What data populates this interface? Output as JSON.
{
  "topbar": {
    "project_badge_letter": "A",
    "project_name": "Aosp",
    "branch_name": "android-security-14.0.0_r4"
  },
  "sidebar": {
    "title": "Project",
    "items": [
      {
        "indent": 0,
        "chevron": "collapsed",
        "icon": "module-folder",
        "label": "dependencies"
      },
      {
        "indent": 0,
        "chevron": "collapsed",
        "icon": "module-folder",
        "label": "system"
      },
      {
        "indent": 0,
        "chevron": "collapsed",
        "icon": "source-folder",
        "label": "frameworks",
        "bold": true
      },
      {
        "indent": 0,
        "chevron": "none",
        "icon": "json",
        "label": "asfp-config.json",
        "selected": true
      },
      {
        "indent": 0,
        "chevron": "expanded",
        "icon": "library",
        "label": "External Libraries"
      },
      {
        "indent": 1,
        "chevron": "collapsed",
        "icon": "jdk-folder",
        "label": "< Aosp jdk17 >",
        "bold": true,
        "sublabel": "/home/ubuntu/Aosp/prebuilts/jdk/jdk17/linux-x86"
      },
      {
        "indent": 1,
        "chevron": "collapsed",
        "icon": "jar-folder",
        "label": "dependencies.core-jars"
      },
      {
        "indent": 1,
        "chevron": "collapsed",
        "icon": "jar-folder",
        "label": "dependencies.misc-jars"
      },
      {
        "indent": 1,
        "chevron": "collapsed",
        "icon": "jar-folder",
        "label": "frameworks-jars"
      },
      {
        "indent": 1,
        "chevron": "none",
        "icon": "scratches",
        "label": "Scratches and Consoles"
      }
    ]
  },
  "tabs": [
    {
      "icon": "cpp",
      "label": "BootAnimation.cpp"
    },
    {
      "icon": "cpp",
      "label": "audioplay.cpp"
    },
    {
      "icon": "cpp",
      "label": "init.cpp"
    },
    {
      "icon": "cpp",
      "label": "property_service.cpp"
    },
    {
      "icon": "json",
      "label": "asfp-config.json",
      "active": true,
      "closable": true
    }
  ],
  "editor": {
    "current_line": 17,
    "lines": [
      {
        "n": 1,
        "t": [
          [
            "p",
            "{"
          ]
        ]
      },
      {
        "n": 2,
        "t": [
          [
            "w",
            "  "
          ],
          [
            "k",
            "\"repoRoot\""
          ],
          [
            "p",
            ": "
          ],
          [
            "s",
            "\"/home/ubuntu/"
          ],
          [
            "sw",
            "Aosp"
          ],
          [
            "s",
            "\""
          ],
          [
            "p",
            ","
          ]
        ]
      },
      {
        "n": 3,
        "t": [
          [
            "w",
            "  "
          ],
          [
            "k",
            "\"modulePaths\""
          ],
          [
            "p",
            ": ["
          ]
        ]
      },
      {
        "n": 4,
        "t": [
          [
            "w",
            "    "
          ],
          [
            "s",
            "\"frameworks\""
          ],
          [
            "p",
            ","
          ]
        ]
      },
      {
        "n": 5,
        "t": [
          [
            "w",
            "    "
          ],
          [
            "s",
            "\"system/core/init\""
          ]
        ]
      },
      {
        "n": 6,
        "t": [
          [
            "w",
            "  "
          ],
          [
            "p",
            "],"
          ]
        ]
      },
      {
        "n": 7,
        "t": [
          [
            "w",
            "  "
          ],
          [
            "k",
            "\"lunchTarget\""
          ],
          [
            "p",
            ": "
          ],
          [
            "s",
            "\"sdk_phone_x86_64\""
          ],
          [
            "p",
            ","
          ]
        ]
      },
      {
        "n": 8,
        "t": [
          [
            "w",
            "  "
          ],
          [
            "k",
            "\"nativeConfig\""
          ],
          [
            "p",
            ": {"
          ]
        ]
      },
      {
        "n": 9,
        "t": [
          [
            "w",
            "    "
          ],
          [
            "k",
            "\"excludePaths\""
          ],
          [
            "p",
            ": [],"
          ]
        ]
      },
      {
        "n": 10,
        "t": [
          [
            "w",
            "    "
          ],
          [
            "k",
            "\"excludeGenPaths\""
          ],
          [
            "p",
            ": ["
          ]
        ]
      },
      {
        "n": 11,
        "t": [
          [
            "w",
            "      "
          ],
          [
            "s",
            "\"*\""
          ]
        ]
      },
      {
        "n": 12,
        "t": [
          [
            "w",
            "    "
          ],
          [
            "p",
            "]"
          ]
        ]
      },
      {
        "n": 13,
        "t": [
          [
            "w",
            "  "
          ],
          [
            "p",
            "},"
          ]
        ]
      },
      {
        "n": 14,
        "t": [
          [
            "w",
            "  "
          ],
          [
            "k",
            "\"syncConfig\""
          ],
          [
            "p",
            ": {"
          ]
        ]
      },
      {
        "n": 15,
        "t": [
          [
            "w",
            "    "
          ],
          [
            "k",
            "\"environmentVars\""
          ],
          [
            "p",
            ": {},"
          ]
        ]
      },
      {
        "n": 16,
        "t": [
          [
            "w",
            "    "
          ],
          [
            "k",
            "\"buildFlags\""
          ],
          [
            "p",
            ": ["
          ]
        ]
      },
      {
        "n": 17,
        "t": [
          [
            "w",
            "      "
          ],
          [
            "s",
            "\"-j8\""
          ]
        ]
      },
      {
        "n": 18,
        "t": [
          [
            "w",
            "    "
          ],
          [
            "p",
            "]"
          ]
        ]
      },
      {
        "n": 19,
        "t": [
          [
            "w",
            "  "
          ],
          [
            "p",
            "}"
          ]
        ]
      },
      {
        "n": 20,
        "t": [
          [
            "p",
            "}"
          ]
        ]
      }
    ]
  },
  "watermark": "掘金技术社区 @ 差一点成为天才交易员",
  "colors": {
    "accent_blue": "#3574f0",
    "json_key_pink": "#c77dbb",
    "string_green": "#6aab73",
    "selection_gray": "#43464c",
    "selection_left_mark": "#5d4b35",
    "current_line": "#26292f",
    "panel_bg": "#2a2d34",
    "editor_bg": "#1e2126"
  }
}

---

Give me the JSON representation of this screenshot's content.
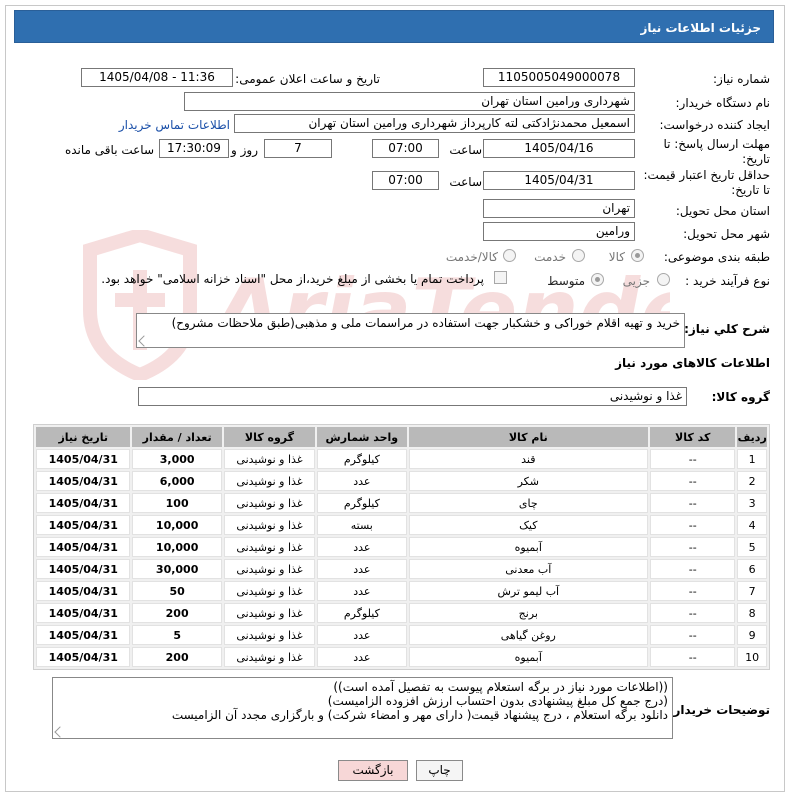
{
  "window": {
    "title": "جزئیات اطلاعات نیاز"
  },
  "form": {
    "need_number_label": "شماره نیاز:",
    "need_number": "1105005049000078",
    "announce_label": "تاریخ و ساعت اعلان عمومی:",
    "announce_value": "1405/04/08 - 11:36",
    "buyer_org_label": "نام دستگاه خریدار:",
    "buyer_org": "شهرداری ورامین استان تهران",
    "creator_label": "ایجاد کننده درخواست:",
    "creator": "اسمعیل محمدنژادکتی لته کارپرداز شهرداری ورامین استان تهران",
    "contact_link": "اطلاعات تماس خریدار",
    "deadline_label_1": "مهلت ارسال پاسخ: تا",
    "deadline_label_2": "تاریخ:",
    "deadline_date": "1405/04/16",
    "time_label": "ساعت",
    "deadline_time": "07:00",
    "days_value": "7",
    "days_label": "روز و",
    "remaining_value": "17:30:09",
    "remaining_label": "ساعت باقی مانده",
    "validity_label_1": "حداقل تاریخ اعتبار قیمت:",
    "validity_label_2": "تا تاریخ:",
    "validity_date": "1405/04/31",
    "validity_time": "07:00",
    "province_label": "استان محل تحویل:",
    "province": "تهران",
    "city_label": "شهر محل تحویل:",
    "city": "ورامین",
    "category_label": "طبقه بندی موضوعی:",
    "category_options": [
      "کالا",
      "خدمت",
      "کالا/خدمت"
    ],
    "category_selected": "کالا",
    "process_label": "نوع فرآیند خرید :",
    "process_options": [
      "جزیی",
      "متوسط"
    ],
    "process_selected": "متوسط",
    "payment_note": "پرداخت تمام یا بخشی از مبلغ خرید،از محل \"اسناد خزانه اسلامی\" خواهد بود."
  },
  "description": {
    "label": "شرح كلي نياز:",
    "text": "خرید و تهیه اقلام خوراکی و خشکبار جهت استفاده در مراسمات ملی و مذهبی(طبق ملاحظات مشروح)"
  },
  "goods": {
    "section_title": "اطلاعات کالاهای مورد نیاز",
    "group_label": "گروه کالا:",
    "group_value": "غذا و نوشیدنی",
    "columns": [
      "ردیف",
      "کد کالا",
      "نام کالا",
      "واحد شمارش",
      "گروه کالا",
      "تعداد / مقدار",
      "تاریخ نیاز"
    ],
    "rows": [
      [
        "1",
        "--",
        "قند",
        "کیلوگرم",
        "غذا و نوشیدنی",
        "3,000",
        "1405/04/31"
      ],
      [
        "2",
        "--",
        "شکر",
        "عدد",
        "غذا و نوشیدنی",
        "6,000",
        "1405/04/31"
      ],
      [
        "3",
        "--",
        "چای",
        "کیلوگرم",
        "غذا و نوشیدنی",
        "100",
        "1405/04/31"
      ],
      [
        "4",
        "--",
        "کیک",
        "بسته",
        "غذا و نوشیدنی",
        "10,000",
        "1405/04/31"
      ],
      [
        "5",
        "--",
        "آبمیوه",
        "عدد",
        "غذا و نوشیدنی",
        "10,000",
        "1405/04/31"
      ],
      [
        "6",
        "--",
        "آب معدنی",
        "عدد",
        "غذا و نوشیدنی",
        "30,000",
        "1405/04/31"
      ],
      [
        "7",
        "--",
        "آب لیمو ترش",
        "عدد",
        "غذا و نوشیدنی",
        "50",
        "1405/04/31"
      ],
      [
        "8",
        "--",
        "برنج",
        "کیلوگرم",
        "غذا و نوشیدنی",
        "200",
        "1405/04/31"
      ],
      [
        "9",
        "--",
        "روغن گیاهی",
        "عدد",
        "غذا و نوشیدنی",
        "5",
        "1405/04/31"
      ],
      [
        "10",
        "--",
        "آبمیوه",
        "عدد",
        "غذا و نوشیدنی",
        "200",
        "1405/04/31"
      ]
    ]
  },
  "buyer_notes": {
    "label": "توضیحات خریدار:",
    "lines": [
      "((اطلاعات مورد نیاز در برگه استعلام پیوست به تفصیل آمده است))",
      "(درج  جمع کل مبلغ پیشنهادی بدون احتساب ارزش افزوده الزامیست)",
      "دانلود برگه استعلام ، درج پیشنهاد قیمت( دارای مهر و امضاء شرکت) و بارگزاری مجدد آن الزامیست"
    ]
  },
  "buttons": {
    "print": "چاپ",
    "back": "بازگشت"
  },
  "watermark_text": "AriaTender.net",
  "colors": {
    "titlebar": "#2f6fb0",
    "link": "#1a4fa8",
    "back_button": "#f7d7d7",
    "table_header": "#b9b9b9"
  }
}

(Written instruction) Collect the lines of the records that include the string "مورد".

(Result for this task)
    "section_title": "اطلاعات کالاهای مورد نیاز",
      "((اطلاعات مورد نیاز در برگه استعلام پیوست به تفصیل آمده است))",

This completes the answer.